__WHAT IS REQUIRED__
Copy out each line exactly as it appears.

○ ○ ○

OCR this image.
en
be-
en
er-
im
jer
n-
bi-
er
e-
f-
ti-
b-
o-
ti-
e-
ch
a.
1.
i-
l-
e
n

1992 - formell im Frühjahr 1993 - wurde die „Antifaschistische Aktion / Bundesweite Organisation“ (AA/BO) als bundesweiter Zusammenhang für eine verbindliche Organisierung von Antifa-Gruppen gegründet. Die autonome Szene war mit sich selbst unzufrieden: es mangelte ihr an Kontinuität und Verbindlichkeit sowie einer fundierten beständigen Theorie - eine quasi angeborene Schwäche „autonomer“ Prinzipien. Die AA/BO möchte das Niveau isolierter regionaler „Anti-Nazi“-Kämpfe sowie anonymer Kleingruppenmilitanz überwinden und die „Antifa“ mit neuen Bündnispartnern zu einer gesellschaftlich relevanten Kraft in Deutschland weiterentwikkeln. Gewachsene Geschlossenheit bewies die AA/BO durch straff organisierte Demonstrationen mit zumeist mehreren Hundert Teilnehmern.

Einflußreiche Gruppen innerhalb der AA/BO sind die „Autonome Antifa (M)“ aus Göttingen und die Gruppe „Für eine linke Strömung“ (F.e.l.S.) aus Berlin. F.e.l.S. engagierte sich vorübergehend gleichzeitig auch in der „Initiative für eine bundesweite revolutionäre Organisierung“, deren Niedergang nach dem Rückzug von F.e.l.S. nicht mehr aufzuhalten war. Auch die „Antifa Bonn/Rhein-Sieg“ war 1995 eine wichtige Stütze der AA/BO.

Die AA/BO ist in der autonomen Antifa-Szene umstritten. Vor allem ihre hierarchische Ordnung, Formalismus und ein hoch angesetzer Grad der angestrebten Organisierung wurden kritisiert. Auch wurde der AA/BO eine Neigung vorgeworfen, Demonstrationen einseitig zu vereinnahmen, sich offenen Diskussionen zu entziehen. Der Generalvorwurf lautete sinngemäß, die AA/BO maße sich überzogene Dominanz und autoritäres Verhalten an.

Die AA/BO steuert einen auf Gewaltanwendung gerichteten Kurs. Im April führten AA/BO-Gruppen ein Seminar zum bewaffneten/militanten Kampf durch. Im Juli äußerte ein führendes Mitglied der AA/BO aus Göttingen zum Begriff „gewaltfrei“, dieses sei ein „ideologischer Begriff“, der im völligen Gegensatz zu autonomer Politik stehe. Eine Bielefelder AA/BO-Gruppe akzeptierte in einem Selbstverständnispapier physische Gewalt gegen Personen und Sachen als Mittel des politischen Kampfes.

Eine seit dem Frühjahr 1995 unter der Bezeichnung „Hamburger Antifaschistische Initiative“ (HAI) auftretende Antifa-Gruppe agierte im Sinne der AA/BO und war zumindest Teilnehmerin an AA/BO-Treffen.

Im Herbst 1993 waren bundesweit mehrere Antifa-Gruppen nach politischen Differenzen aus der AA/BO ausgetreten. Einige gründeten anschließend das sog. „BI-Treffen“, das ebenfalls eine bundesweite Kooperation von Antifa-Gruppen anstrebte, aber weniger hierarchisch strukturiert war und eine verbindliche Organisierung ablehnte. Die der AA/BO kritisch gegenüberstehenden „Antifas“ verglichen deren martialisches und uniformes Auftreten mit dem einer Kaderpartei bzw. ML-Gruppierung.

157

○ ○ ○

__WRITTEN SOLUTION__
OCR this image.
en
be-
en
er-
im
jer
n-
bi-
er
e-
f-
ti-
b-
o-
ti-
e-
ch
a.
1.
i-
l-
e
n

1992 - formell im Frühjahr 1993 - wurde die „Antifaschistische Aktion / Bundesweite Organisation“ (AA/BO) als bundesweiter Zusammenhang für eine verbindliche Organisierung von Antifa-Gruppen gegründet. Die autonome Szene war mit sich selbst unzufrieden: es mangelte ihr an Kontinuität und Verbindlichkeit sowie einer fundierten beständigen Theorie - eine quasi angeborene Schwäche „autonomer“ Prinzipien. Die AA/BO möchte das Niveau isolierter regionaler „Anti-Nazi“-Kämpfe sowie anonymer Kleingruppenmilitanz überwinden und die „Antifa“ mit neuen Bündnispartnern zu einer gesellschaftlich relevanten Kraft in Deutschland weiterentwikkeln. Gewachsene Geschlossenheit bewies die AA/BO durch straff organisierte Demonstrationen mit zumeist mehreren Hundert Teilnehmern.

Einflußreiche Gruppen innerhalb der AA/BO sind die „Autonome Antifa (M)“ aus Göttingen und die Gruppe „Für eine linke Strömung“ (F.e.l.S.) aus Berlin. F.e.l.S. engagierte sich vorübergehend gleichzeitig auch in der „Initiative für eine bundesweite revolutionäre Organisierung“, deren Niedergang nach dem Rückzug von F.e.l.S. nicht mehr aufzuhalten war. Auch die „Antifa Bonn/Rhein-Sieg“ war 1995 eine wichtige Stütze der AA/BO.

Die AA/BO ist in der autonomen Antifa-Szene umstritten. Vor allem ihre hierarchische Ordnung, Formalismus und ein hoch angesetzer Grad der angestrebten Organisierung wurden kritisiert. Auch wurde der AA/BO eine Neigung vorgeworfen, Demonstrationen einseitig zu vereinnahmen, sich offenen Diskussionen zu entziehen. Der Generalvorwurf lautete sinngemäß, die AA/BO maße sich überzogene Dominanz und autoritäres Verhalten an.

Die AA/BO steuert einen auf Gewaltanwendung gerichteten Kurs. Im April führten AA/BO-Gruppen ein Seminar zum bewaffneten/militanten Kampf durch. Im Juli äußerte ein führendes Mitglied der AA/BO aus Göttingen zum Begriff „gewaltfrei“, dieses sei ein „ideologischer Begriff“, der im völligen Gegensatz zu autonomer Politik stehe. Eine Bielefelder AA/BO-Gruppe akzeptierte in einem Selbstverständnispapier physische Gewalt gegen Personen und Sachen als Mittel des politischen Kampfes.

Eine seit dem Frühjahr 1995 unter der Bezeichnung „Hamburger Antifaschistische Initiative“ (HAI) auftretende Antifa-Gruppe agierte im Sinne der AA/BO und war zumindest Teilnehmerin an AA/BO-Treffen.

Im Herbst 1993 waren bundesweit mehrere Antifa-Gruppen nach politischen Differenzen aus der AA/BO ausgetreten. Einige gründeten anschließend das sog. „BI-Treffen“, das ebenfalls eine bundesweite Kooperation von Antifa-Gruppen anstrebte, aber weniger hierarchisch strukturiert war und eine verbindliche Organisierung ablehnte. Die der AA/BO kritisch gegenüberstehenden „Antifas“ verglichen deren martialisches und uniformes Auftreten mit dem einer Kaderpartei bzw. ML-Gruppierung.

157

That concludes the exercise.